* _Problem requirements_: Transcribe the records that follow, preserving every word.

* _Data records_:

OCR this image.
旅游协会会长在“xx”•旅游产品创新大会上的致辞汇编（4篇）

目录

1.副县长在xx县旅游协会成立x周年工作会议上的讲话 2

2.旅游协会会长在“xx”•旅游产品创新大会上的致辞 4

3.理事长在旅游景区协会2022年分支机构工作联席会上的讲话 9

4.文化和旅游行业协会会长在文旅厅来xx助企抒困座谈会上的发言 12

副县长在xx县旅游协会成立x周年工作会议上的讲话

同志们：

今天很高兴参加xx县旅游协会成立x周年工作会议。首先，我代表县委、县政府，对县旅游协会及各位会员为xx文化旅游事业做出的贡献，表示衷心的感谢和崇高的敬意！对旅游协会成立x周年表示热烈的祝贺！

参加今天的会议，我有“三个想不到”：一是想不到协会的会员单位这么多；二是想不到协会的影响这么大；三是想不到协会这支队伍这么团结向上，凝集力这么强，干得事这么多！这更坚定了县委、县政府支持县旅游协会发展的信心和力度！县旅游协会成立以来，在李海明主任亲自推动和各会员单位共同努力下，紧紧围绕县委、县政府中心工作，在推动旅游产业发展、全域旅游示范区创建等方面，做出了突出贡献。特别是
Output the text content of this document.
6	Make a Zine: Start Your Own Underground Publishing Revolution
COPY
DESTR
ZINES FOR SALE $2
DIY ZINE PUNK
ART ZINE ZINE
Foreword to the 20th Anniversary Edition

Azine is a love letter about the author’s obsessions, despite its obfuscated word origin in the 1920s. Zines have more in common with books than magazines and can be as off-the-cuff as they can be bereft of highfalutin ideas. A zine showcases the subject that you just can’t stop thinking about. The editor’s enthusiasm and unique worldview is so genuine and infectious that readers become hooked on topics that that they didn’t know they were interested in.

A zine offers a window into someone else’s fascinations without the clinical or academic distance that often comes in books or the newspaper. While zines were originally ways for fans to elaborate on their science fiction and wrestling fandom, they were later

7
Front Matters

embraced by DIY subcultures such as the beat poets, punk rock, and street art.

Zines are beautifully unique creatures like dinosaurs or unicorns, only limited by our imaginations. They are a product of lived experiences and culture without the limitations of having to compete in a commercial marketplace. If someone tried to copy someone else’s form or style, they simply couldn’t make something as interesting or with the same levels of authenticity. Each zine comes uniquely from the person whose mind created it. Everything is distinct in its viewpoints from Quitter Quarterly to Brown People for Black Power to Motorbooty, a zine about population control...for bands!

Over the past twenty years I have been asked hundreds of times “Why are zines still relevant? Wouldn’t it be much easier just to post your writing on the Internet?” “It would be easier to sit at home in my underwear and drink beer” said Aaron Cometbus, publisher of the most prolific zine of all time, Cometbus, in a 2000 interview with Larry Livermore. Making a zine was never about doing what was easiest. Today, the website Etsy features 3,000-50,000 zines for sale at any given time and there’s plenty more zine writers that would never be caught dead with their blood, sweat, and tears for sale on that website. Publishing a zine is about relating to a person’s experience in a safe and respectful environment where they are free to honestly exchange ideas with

* _Completed exercise_:
OCR this image.
旅游协会会长在“xx”•旅游产品创新大会上的致辞汇编（4篇）

目录

1.副县长在xx县旅游协会成立x周年工作会议上的讲话 2

2.旅游协会会长在“xx”•旅游产品创新大会上的致辞 4

3.理事长在旅游景区协会2022年分支机构工作联席会上的讲话 9

4.文化和旅游行业协会会长在文旅厅来xx助企抒困座谈会上的发言 12

副县长在xx县旅游协会成立x周年工作会议上的讲话

同志们：

今天很高兴参加xx县旅游协会成立x周年工作会议。首先，我代表县委、县政府，对县旅游协会及各位会员为xx文化旅游事业做出的贡献，表示衷心的感谢和崇高的敬意！对旅游协会成立x周年表示热烈的祝贺！

参加今天的会议，我有“三个想不到”：一是想不到协会的会员单位这么多；二是想不到协会的影响这么大；三是想不到协会这支队伍这么团结向上，凝集力这么强，干得事这么多！这更坚定了县委、县政府支持县旅游协会发展的信心和力度！县旅游协会成立以来，在李海明主任亲自推动和各会员单位共同努力下，紧紧围绕县委、县政府中心工作，在推动旅游产业发展、全域旅游示范区创建等方面，做出了突出贡献。特别是
Output the text content of this document.
6	Make a Zine: Start Your Own Underground Publishing Revolution
COPY
DESTR
ZINES FOR SALE $2
DIY ZINE PUNK
ART ZINE ZINE
Foreword to the 20th Anniversary Edition

Azine is a love letter about the author’s obsessions, despite its obfuscated word origin in the 1920s. Zines have more in common with books than magazines and can be as off-the-cuff as they can be bereft of highfalutin ideas. A zine showcases the subject that you just can’t stop thinking about. The editor’s enthusiasm and unique worldview is so genuine and infectious that readers become hooked on topics that that they didn’t know they were interested in.

A zine offers a window into someone else’s fascinations without the clinical or academic distance that often comes in books or the newspaper. While zines were originally ways for fans to elaborate on their science fiction and wrestling fandom, they were later

7
Front Matters

embraced by DIY subcultures such as the beat poets, punk rock, and street art.

Zines are beautifully unique creatures like dinosaurs or unicorns, only limited by our imaginations. They are a product of lived experiences and culture without the limitations of having to compete in a commercial marketplace. If someone tried to copy someone else’s form or style, they simply couldn’t make something as interesting or with the same levels of authenticity. Each zine comes uniquely from the person whose mind created it. Everything is distinct in its viewpoints from Quitter Quarterly to Brown People for Black Power to Motorbooty, a zine about population control...for bands!

Over the past twenty years I have been asked hundreds of times “Why are zines still relevant? Wouldn’t it be much easier just to post your writing on the Internet?” “It would be easier to sit at home in my underwear and drink beer” said Aaron Cometbus, publisher of the most prolific zine of all time, Cometbus, in a 2000 interview with Larry Livermore. Making a zine was never about doing what was easiest. Today, the website Etsy features 3,000-50,000 zines for sale at any given time and there’s plenty more zine writers that would never be caught dead with their blood, sweat, and tears for sale on that website. Publishing a zine is about relating to a person’s experience in a safe and respectful environment where they are free to honestly exchange ideas with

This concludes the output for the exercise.